TASK REQUIREMENTS: Every entry must be given again exactly.

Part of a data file
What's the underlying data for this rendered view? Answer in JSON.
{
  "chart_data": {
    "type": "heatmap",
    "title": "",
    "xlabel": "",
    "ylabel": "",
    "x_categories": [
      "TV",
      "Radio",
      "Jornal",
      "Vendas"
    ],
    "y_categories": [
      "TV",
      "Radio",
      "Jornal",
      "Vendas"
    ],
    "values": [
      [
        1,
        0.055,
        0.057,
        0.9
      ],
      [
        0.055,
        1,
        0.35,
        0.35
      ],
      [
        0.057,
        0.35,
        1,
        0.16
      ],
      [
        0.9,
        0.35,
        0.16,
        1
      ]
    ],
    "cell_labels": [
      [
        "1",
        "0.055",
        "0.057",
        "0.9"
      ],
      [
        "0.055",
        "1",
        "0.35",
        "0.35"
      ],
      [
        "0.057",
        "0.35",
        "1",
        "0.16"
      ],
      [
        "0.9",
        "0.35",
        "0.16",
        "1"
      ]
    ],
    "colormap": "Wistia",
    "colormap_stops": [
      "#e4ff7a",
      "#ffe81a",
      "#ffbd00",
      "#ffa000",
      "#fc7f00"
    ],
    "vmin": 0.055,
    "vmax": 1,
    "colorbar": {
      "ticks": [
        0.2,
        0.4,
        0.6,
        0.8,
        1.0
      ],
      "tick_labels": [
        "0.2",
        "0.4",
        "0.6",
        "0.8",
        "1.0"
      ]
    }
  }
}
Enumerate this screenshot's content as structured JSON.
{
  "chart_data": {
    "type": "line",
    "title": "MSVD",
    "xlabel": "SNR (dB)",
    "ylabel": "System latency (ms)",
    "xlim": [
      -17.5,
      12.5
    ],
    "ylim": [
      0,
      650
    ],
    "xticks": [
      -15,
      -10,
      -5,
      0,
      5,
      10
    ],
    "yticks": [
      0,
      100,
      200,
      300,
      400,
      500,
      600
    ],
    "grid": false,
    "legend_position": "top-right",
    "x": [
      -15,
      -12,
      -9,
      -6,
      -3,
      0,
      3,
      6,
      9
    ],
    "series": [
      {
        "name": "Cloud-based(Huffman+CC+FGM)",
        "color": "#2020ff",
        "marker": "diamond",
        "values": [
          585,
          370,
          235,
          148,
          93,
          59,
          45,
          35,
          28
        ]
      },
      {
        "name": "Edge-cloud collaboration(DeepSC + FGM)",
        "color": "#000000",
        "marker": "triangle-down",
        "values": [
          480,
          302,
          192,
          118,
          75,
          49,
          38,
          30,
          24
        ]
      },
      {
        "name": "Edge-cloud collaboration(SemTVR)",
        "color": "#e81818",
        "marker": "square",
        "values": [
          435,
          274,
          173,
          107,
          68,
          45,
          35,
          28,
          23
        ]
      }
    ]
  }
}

COMPLETE OUTPUT:
What's the underlying data for this rendered view? Answer in JSON.
{
  "chart_data": {
    "type": "heatmap",
    "title": "",
    "xlabel": "",
    "ylabel": "",
    "x_categories": [
      "TV",
      "Radio",
      "Jornal",
      "Vendas"
    ],
    "y_categories": [
      "TV",
      "Radio",
      "Jornal",
      "Vendas"
    ],
    "values": [
      [
        1,
        0.055,
        0.057,
        0.9
      ],
      [
        0.055,
        1,
        0.35,
        0.35
      ],
      [
        0.057,
        0.35,
        1,
        0.16
      ],
      [
        0.9,
        0.35,
        0.16,
        1
      ]
    ],
    "cell_labels": [
      [
        "1",
        "0.055",
        "0.057",
        "0.9"
      ],
      [
        "0.055",
        "1",
        "0.35",
        "0.35"
      ],
      [
        "0.057",
        "0.35",
        "1",
        "0.16"
      ],
      [
        "0.9",
        "0.35",
        "0.16",
        "1"
      ]
    ],
    "colormap": "Wistia",
    "colormap_stops": [
      "#e4ff7a",
      "#ffe81a",
      "#ffbd00",
      "#ffa000",
      "#fc7f00"
    ],
    "vmin": 0.055,
    "vmax": 1,
    "colorbar": {
      "ticks": [
        0.2,
        0.4,
        0.6,
        0.8,
        1.0
      ],
      "tick_labels": [
        "0.2",
        "0.4",
        "0.6",
        "0.8",
        "1.0"
      ]
    }
  }
}
Enumerate this screenshot's content as structured JSON.
{
  "chart_data": {
    "type": "line",
    "title": "MSVD",
    "xlabel": "SNR (dB)",
    "ylabel": "System latency (ms)",
    "xlim": [
      -17.5,
      12.5
    ],
    "ylim": [
      0,
      650
    ],
    "xticks": [
      -15,
      -10,
      -5,
      0,
      5,
      10
    ],
    "yticks": [
      0,
      100,
      200,
      300,
      400,
      500,
      600
    ],
    "grid": false,
    "legend_position": "top-right",
    "x": [
      -15,
      -12,
      -9,
      -6,
      -3,
      0,
      3,
      6,
      9
    ],
    "series": [
      {
        "name": "Cloud-based(Huffman+CC+FGM)",
        "color": "#2020ff",
        "marker": "diamond",
        "values": [
          585,
          370,
          235,
          148,
          93,
          59,
          45,
          35,
          28
        ]
      },
      {
        "name": "Edge-cloud collaboration(DeepSC + FGM)",
        "color": "#000000",
        "marker": "triangle-down",
        "values": [
          480,
          302,
          192,
          118,
          75,
          49,
          38,
          30,
          24
        ]
      },
      {
        "name": "Edge-cloud collaboration(SemTVR)",
        "color": "#e81818",
        "marker": "square",
        "values": [
          435,
          274,
          173,
          107,
          68,
          45,
          35,
          28,
          23
        ]
      }
    ]
  }
}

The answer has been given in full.